Instructions to follow: Return, unchanged, everything in the records from the first line down to and including the line that contains "y-tick-label: 0.5 [366, 1330, 379, 1340]".

☆ ☆ ☆

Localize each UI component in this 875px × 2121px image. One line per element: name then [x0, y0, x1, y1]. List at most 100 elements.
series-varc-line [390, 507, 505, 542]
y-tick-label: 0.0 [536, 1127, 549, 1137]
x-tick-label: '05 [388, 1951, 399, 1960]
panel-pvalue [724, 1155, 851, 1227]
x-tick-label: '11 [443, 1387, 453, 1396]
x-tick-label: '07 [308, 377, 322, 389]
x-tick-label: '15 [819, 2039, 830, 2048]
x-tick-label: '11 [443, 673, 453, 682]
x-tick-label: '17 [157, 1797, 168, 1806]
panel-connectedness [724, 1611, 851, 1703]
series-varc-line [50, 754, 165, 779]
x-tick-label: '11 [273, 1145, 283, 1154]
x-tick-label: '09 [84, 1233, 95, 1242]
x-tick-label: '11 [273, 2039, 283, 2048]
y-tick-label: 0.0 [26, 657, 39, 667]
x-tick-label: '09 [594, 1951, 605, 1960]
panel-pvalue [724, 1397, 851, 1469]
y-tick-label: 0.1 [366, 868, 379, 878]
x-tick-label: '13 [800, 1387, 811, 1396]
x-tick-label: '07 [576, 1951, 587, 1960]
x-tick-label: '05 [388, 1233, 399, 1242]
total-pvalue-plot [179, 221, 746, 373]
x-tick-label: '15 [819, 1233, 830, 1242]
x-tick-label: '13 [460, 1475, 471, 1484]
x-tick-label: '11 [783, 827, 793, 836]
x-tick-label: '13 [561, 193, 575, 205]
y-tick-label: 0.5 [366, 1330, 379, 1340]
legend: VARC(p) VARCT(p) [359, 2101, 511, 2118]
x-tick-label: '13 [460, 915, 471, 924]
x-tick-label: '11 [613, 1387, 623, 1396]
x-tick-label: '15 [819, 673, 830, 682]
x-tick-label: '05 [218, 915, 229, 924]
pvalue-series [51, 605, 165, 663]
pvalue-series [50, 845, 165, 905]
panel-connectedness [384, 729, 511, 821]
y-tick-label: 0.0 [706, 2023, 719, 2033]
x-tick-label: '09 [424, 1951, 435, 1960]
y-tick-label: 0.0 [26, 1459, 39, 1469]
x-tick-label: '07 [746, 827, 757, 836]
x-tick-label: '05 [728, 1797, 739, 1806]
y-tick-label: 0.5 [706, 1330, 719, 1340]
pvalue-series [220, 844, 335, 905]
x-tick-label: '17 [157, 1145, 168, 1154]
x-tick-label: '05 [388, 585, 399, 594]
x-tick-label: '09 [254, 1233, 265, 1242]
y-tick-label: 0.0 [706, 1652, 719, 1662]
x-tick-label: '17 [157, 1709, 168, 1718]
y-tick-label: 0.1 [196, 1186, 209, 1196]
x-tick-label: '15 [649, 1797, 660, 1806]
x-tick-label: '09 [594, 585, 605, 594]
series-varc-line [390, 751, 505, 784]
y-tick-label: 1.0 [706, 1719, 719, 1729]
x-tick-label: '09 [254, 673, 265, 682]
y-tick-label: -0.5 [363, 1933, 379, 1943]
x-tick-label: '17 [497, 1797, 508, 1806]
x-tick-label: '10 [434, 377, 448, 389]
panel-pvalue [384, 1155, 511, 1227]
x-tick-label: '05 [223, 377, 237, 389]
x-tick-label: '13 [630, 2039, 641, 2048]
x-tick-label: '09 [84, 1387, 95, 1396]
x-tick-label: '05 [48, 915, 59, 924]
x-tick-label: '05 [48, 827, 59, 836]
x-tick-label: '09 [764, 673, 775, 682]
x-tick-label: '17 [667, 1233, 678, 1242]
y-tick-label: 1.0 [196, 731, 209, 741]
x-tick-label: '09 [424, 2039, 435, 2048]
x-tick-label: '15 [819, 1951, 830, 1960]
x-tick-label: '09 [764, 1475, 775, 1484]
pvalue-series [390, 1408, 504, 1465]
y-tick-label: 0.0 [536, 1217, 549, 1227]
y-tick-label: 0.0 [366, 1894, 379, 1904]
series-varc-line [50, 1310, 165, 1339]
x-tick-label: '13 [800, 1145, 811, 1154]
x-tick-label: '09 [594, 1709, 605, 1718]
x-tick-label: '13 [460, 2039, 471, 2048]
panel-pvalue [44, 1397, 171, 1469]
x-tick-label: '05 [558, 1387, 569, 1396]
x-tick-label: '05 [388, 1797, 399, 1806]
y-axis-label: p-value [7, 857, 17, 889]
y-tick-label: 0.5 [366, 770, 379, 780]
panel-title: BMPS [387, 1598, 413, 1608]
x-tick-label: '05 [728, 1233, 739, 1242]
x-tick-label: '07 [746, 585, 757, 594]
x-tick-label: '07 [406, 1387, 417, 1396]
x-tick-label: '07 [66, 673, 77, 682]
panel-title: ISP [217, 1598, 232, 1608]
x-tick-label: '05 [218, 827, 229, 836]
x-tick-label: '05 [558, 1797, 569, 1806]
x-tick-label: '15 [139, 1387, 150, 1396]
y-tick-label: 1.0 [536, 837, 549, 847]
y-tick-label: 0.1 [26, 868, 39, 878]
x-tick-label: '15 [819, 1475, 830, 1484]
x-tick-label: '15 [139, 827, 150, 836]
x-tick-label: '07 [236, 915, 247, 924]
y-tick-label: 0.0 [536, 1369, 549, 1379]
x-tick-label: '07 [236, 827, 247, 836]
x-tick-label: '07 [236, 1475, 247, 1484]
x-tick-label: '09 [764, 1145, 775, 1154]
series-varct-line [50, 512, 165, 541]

☆ ☆ ☆

Response:
Localize each UI component in this 875px × 2121px image. One line per element: name then [x0, y0, x1, y1]. List at most 100 elements.
series-varc-line [390, 507, 505, 542]
y-tick-label: 0.0 [536, 1127, 549, 1137]
x-tick-label: '05 [388, 1951, 399, 1960]
panel-pvalue [724, 1155, 851, 1227]
x-tick-label: '11 [443, 1387, 453, 1396]
x-tick-label: '07 [308, 377, 322, 389]
x-tick-label: '15 [819, 2039, 830, 2048]
x-tick-label: '11 [443, 673, 453, 682]
x-tick-label: '17 [157, 1797, 168, 1806]
panel-connectedness [724, 1611, 851, 1703]
series-varc-line [50, 754, 165, 779]
x-tick-label: '11 [273, 1145, 283, 1154]
x-tick-label: '09 [84, 1233, 95, 1242]
x-tick-label: '11 [273, 2039, 283, 2048]
y-tick-label: 0.0 [26, 657, 39, 667]
x-tick-label: '09 [594, 1951, 605, 1960]
panel-pvalue [724, 1397, 851, 1469]
y-tick-label: 0.1 [366, 868, 379, 878]
x-tick-label: '13 [800, 1387, 811, 1396]
x-tick-label: '07 [576, 1951, 587, 1960]
x-tick-label: '05 [388, 1233, 399, 1242]
total-pvalue-plot [179, 221, 746, 373]
x-tick-label: '15 [819, 1233, 830, 1242]
x-tick-label: '13 [460, 1475, 471, 1484]
x-tick-label: '11 [783, 827, 793, 836]
x-tick-label: '13 [561, 193, 575, 205]
y-tick-label: 0.5 [366, 1330, 379, 1340]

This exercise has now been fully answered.